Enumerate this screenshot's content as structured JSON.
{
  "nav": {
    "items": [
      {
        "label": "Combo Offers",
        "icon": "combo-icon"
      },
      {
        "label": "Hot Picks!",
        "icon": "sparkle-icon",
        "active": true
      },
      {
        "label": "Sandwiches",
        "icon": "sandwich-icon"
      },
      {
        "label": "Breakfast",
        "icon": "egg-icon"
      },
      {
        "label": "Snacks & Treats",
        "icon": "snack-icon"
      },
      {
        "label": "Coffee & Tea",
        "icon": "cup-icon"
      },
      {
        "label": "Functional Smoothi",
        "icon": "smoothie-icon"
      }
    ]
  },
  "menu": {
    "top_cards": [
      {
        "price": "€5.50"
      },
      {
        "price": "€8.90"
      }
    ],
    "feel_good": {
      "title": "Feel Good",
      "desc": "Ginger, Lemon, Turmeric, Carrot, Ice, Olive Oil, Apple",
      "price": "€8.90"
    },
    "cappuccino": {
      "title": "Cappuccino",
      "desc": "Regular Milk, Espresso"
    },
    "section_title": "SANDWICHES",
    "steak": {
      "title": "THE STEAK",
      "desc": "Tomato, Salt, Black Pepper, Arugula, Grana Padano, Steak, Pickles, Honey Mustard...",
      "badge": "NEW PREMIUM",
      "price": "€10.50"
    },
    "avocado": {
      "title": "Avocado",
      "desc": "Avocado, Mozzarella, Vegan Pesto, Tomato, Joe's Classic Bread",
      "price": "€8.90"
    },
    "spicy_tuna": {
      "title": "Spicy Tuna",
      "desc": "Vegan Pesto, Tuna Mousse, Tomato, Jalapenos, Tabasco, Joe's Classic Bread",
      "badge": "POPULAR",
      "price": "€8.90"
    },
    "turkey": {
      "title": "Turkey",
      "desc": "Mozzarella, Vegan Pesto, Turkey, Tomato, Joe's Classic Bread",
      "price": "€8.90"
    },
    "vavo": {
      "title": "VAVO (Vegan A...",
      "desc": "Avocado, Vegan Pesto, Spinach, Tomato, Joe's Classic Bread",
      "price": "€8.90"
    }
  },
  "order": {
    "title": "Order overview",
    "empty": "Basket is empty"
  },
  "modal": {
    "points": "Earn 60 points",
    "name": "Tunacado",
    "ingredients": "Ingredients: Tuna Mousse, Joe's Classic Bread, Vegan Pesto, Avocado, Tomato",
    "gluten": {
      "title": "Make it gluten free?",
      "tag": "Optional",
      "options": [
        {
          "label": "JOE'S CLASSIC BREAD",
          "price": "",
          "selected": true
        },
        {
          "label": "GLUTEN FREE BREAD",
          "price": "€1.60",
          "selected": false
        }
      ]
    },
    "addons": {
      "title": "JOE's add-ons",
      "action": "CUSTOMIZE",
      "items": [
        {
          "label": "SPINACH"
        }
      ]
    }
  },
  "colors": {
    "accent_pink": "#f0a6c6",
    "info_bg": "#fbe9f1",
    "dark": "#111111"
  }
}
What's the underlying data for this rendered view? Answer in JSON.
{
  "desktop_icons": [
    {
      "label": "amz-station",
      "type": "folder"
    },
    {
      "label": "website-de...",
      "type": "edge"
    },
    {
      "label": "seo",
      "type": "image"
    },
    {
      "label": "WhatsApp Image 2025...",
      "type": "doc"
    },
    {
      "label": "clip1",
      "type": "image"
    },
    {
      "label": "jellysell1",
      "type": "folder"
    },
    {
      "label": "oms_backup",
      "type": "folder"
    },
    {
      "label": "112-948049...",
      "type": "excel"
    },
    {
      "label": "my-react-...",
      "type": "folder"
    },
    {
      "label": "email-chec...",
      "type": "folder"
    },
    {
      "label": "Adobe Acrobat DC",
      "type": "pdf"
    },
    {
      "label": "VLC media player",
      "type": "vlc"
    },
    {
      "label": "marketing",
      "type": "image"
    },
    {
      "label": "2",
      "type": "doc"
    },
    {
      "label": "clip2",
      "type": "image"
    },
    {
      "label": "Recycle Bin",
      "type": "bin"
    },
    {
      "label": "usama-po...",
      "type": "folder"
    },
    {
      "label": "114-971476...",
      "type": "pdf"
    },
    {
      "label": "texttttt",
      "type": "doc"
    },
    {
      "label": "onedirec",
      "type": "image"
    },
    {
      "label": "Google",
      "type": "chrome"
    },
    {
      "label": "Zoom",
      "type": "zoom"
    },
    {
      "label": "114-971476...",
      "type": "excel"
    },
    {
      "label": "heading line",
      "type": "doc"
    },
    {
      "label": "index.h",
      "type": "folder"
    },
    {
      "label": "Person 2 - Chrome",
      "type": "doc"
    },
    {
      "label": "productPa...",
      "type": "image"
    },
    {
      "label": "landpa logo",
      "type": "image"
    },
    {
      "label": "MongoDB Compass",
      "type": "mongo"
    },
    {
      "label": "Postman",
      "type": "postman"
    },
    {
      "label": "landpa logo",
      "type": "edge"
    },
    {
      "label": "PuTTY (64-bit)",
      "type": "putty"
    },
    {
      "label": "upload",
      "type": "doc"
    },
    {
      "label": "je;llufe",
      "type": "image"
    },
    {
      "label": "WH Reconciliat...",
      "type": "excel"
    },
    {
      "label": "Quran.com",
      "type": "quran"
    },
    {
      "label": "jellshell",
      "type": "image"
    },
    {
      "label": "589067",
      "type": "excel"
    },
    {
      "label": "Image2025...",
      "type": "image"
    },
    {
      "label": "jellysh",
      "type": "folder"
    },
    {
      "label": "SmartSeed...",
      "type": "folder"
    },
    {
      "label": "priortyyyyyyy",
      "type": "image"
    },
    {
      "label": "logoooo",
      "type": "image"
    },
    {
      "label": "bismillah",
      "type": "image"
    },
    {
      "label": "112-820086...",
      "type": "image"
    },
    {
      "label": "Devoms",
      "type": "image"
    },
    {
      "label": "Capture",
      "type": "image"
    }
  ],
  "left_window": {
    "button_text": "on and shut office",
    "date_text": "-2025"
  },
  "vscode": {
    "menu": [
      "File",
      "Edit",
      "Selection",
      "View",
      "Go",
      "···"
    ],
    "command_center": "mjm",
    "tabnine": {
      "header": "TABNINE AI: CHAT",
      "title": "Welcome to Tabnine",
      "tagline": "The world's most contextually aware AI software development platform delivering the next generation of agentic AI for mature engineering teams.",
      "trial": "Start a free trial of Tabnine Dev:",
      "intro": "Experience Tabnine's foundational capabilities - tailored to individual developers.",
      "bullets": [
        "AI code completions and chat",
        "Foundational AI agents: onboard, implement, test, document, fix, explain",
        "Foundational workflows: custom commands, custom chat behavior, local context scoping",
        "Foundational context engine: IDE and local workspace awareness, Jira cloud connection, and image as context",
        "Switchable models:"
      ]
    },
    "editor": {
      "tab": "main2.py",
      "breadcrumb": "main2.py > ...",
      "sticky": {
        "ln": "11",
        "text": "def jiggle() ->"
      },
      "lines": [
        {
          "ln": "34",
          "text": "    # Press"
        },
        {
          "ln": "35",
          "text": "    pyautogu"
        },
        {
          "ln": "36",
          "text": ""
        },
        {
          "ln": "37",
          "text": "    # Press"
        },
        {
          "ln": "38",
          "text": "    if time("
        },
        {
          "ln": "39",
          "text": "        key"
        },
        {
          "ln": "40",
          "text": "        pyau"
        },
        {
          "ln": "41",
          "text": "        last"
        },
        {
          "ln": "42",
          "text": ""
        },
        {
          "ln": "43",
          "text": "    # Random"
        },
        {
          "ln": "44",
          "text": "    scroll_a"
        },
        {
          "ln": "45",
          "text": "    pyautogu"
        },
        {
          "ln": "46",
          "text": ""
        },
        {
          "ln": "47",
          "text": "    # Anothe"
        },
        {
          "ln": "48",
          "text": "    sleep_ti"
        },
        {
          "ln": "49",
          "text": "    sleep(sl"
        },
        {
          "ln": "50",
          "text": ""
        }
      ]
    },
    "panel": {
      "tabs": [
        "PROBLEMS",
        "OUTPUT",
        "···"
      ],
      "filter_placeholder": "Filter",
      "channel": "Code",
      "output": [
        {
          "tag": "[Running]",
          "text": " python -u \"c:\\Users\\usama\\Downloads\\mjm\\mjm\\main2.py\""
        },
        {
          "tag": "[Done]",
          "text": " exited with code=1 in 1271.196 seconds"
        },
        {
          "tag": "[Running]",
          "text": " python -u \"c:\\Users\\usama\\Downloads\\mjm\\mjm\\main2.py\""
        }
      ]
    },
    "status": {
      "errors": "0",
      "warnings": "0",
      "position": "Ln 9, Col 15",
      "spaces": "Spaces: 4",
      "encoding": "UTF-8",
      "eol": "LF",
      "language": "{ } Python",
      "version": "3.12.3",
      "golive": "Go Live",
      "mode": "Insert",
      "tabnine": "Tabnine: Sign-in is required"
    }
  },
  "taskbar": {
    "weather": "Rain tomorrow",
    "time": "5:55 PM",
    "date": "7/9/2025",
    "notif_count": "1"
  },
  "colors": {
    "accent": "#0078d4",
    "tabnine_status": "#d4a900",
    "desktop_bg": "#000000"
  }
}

▸ **WHAT THE TASK ASKS**
Pick out and copy the lines of the material that include the word "Mozzarella".

▸ **THE REPLY**
      "desc": "Avocado, Mozzarella, Vegan Pesto, Tomato, Joe's Classic Bread",
      "desc": "Mozzarella, Vegan Pesto, Turkey, Tomato, Joe's Classic Bread",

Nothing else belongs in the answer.